### Supplied entries
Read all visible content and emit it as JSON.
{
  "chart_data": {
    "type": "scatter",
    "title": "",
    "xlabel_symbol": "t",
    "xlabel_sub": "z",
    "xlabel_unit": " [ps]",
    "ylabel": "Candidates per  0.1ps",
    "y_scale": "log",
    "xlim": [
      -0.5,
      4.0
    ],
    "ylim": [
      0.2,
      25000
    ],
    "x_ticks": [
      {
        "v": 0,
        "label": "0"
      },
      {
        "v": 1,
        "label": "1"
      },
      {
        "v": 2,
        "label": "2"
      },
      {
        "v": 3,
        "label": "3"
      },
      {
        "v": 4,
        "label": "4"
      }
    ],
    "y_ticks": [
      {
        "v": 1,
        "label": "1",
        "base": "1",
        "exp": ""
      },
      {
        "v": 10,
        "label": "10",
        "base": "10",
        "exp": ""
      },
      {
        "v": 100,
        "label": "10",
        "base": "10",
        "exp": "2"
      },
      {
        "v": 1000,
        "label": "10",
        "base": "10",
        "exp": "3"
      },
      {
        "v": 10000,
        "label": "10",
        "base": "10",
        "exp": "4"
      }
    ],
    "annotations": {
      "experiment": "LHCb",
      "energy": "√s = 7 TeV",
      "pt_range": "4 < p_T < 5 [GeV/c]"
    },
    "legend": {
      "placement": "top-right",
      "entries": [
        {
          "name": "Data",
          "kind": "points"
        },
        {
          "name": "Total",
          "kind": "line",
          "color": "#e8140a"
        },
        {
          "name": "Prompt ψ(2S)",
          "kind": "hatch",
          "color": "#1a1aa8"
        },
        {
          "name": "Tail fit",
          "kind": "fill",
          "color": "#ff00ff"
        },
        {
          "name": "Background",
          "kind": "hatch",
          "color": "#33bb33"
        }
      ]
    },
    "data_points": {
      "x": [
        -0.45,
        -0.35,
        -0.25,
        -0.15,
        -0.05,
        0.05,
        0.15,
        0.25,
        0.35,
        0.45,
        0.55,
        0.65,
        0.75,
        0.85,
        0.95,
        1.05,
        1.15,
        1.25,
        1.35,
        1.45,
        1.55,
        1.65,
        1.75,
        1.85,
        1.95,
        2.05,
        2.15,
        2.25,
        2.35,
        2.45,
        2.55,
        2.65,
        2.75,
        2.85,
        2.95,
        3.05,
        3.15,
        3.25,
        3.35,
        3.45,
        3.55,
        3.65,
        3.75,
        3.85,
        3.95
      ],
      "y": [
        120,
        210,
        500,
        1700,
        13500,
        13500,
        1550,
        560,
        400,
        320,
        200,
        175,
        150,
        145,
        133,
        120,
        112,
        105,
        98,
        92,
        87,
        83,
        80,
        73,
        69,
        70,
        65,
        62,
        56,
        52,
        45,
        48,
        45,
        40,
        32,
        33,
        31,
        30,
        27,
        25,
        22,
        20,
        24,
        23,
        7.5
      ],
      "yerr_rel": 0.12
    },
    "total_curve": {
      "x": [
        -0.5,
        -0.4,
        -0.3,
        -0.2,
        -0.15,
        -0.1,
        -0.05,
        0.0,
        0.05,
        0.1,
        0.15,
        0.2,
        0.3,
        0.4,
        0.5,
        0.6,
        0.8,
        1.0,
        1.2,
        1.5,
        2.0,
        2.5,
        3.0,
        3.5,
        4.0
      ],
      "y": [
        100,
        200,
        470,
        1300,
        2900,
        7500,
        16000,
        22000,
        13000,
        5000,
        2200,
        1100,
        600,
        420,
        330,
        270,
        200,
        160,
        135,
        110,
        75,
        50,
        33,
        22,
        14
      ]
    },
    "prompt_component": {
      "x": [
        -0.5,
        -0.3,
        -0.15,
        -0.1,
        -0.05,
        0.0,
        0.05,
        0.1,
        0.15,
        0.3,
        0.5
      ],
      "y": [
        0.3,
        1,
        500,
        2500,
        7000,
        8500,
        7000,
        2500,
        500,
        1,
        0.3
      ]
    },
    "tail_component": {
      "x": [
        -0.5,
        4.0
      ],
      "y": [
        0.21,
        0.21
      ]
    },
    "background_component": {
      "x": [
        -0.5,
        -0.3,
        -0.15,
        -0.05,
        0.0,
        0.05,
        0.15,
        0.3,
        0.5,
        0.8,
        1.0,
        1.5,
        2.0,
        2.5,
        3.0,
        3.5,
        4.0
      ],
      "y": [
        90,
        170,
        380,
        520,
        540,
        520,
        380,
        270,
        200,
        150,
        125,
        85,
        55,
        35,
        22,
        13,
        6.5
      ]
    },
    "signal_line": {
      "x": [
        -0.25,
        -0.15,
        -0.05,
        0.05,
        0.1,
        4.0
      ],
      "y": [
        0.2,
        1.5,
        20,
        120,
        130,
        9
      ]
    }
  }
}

### What you need to do
Word for word, restate all of the data shown above.

### Finished exercise
Read all visible content and emit it as JSON.
{
  "chart_data": {
    "type": "scatter",
    "title": "",
    "xlabel_symbol": "t",
    "xlabel_sub": "z",
    "xlabel_unit": " [ps]",
    "ylabel": "Candidates per  0.1ps",
    "y_scale": "log",
    "xlim": [
      -0.5,
      4.0
    ],
    "ylim": [
      0.2,
      25000
    ],
    "x_ticks": [
      {
        "v": 0,
        "label": "0"
      },
      {
        "v": 1,
        "label": "1"
      },
      {
        "v": 2,
        "label": "2"
      },
      {
        "v": 3,
        "label": "3"
      },
      {
        "v": 4,
        "label": "4"
      }
    ],
    "y_ticks": [
      {
        "v": 1,
        "label": "1",
        "base": "1",
        "exp": ""
      },
      {
        "v": 10,
        "label": "10",
        "base": "10",
        "exp": ""
      },
      {
        "v": 100,
        "label": "10",
        "base": "10",
        "exp": "2"
      },
      {
        "v": 1000,
        "label": "10",
        "base": "10",
        "exp": "3"
      },
      {
        "v": 10000,
        "label": "10",
        "base": "10",
        "exp": "4"
      }
    ],
    "annotations": {
      "experiment": "LHCb",
      "energy": "√s = 7 TeV",
      "pt_range": "4 < p_T < 5 [GeV/c]"
    },
    "legend": {
      "placement": "top-right",
      "entries": [
        {
          "name": "Data",
          "kind": "points"
        },
        {
          "name": "Total",
          "kind": "line",
          "color": "#e8140a"
        },
        {
          "name": "Prompt ψ(2S)",
          "kind": "hatch",
          "color": "#1a1aa8"
        },
        {
          "name": "Tail fit",
          "kind": "fill",
          "color": "#ff00ff"
        },
        {
          "name": "Background",
          "kind": "hatch",
          "color": "#33bb33"
        }
      ]
    },
    "data_points": {
      "x": [
        -0.45,
        -0.35,
        -0.25,
        -0.15,
        -0.05,
        0.05,
        0.15,
        0.25,
        0.35,
        0.45,
        0.55,
        0.65,
        0.75,
        0.85,
        0.95,
        1.05,
        1.15,
        1.25,
        1.35,
        1.45,
        1.55,
        1.65,
        1.75,
        1.85,
        1.95,
        2.05,
        2.15,
        2.25,
        2.35,
        2.45,
        2.55,
        2.65,
        2.75,
        2.85,
        2.95,
        3.05,
        3.15,
        3.25,
        3.35,
        3.45,
        3.55,
        3.65,
        3.75,
        3.85,
        3.95
      ],
      "y": [
        120,
        210,
        500,
        1700,
        13500,
        13500,
        1550,
        560,
        400,
        320,
        200,
        175,
        150,
        145,
        133,
        120,
        112,
        105,
        98,
        92,
        87,
        83,
        80,
        73,
        69,
        70,
        65,
        62,
        56,
        52,
        45,
        48,
        45,
        40,
        32,
        33,
        31,
        30,
        27,
        25,
        22,
        20,
        24,
        23,
        7.5
      ],
      "yerr_rel": 0.12
    },
    "total_curve": {
      "x": [
        -0.5,
        -0.4,
        -0.3,
        -0.2,
        -0.15,
        -0.1,
        -0.05,
        0.0,
        0.05,
        0.1,
        0.15,
        0.2,
        0.3,
        0.4,
        0.5,
        0.6,
        0.8,
        1.0,
        1.2,
        1.5,
        2.0,
        2.5,
        3.0,
        3.5,
        4.0
      ],
      "y": [
        100,
        200,
        470,
        1300,
        2900,
        7500,
        16000,
        22000,
        13000,
        5000,
        2200,
        1100,
        600,
        420,
        330,
        270,
        200,
        160,
        135,
        110,
        75,
        50,
        33,
        22,
        14
      ]
    },
    "prompt_component": {
      "x": [
        -0.5,
        -0.3,
        -0.15,
        -0.1,
        -0.05,
        0.0,
        0.05,
        0.1,
        0.15,
        0.3,
        0.5
      ],
      "y": [
        0.3,
        1,
        500,
        2500,
        7000,
        8500,
        7000,
        2500,
        500,
        1,
        0.3
      ]
    },
    "tail_component": {
      "x": [
        -0.5,
        4.0
      ],
      "y": [
        0.21,
        0.21
      ]
    },
    "background_component": {
      "x": [
        -0.5,
        -0.3,
        -0.15,
        -0.05,
        0.0,
        0.05,
        0.15,
        0.3,
        0.5,
        0.8,
        1.0,
        1.5,
        2.0,
        2.5,
        3.0,
        3.5,
        4.0
      ],
      "y": [
        90,
        170,
        380,
        520,
        540,
        520,
        380,
        270,
        200,
        150,
        125,
        85,
        55,
        35,
        22,
        13,
        6.5
      ]
    },
    "signal_line": {
      "x": [
        -0.25,
        -0.15,
        -0.05,
        0.05,
        0.1,
        4.0
      ],
      "y": [
        0.2,
        1.5,
        20,
        120,
        130,
        9
      ]
    }
  }
}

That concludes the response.